Task requirements
Only the number is wanted: how many lines contain the word "الأربعاء"?

** BEGIN Given data **

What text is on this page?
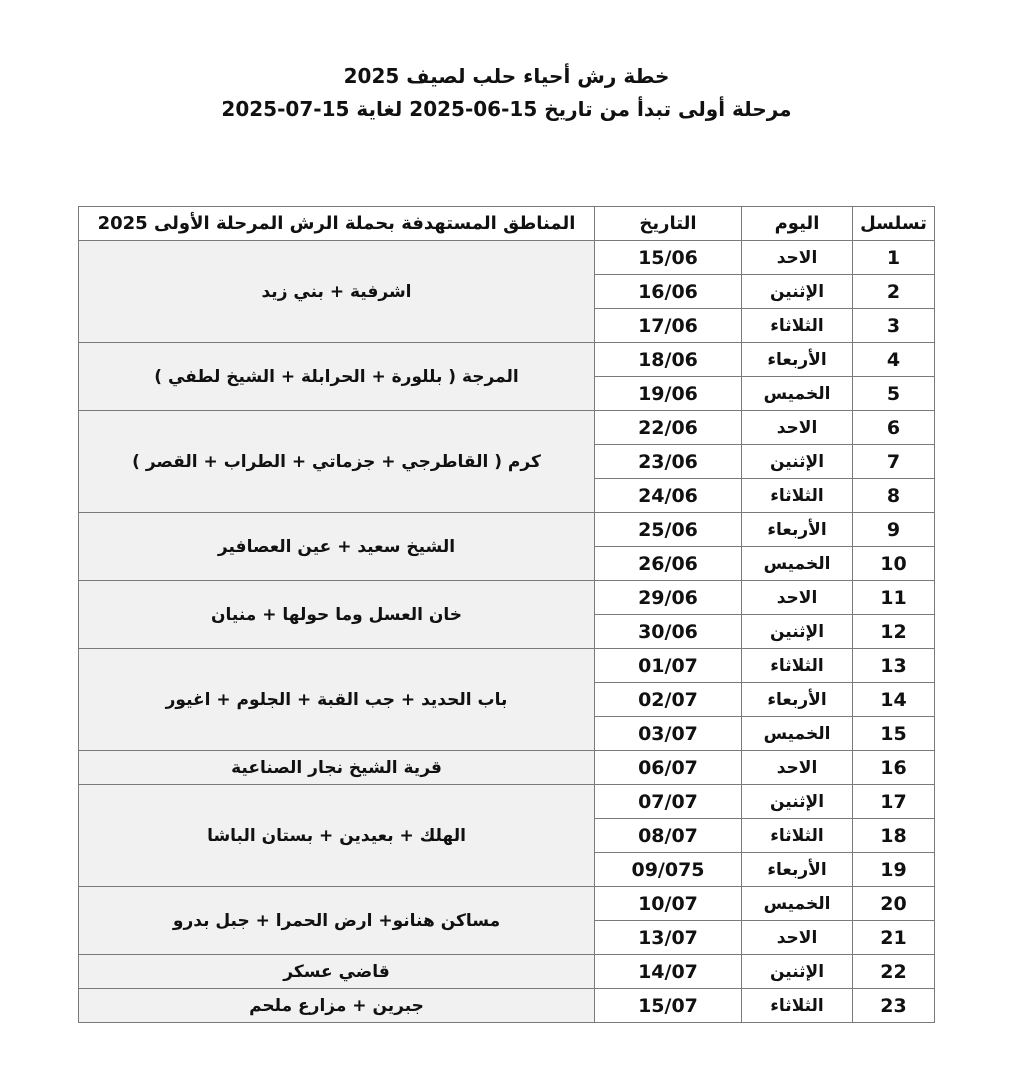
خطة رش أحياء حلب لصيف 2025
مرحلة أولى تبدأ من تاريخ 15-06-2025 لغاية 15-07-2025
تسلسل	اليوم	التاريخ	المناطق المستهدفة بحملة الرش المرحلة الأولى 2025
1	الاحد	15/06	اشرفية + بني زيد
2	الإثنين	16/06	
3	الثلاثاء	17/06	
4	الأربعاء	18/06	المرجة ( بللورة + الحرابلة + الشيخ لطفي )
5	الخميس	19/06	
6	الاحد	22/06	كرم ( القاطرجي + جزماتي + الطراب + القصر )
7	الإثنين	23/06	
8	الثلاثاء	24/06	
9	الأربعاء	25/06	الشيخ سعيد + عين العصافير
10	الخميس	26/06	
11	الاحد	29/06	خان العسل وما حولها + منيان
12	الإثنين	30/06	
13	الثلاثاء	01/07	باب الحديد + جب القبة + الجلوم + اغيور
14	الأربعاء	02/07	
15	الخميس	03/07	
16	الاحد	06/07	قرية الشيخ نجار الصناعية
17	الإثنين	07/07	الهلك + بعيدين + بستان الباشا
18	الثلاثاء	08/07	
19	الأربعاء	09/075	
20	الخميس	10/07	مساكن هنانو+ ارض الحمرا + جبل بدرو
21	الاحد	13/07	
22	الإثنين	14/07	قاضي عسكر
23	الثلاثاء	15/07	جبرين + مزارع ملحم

** END Given data **

Problem solution
4